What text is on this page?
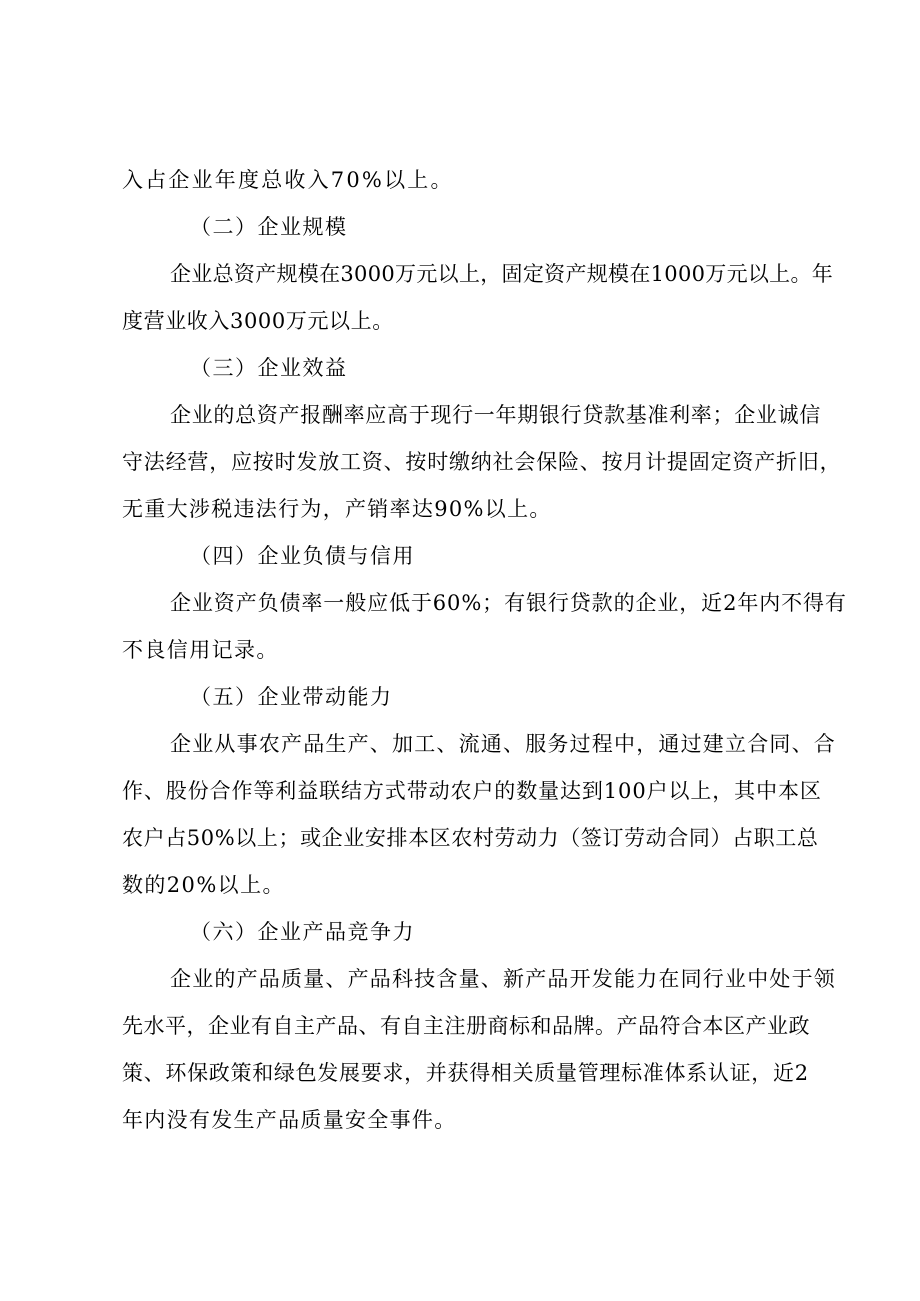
入占企业年度总收入70%以上。
（二）企业规模
企业总资产规模在3000万元以上，固定资产规模在1000万元以上。年
度营业收入3000万元以上。
（三）企业效益
企业的总资产报酬率应高于现行一年期银行贷款基准利率；企业诚信
守法经营，应按时发放工资、按时缴纳社会保险、按月计提固定资产折旧，
无重大涉税违法行为，产销率达90%以上。
（四）企业负债与信用
企业资产负债率一般应低于60%；有银行贷款的企业，近2年内不得有
不良信用记录。
（五）企业带动能力
企业从事农产品生产、加工、流通、服务过程中，通过建立合同、合
作、股份合作等利益联结方式带动农户的数量达到100户以上，其中本区
农户占50%以上；或企业安排本区农村劳动力（签订劳动合同）占职工总
数的20%以上。
（六）企业产品竞争力
企业的产品质量、产品科技含量、新产品开发能力在同行业中处于领
先水平，企业有自主产品、有自主注册商标和品牌。产品符合本区产业政
策、环保政策和绿色发展要求，并获得相关质量管理标准体系认证，近2
年内没有发生产品质量安全事件。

□ □ □ □

* _What you need to do_
Restate the listing above word for word, and skip the pictures.

* _Exercise solution_
What text is on this page?
入占企业年度总收入70%以上。
（二）企业规模
企业总资产规模在3000万元以上，固定资产规模在1000万元以上。年
度营业收入3000万元以上。
（三）企业效益
企业的总资产报酬率应高于现行一年期银行贷款基准利率；企业诚信
守法经营，应按时发放工资、按时缴纳社会保险、按月计提固定资产折旧，
无重大涉税违法行为，产销率达90%以上。
（四）企业负债与信用
企业资产负债率一般应低于60%；有银行贷款的企业，近2年内不得有
不良信用记录。
（五）企业带动能力
企业从事农产品生产、加工、流通、服务过程中，通过建立合同、合
作、股份合作等利益联结方式带动农户的数量达到100户以上，其中本区
农户占50%以上；或企业安排本区农村劳动力（签订劳动合同）占职工总
数的20%以上。
（六）企业产品竞争力
企业的产品质量、产品科技含量、新产品开发能力在同行业中处于领
先水平，企业有自主产品、有自主注册商标和品牌。产品符合本区产业政
策、环保政策和绿色发展要求，并获得相关质量管理标准体系认证，近2
年内没有发生产品质量安全事件。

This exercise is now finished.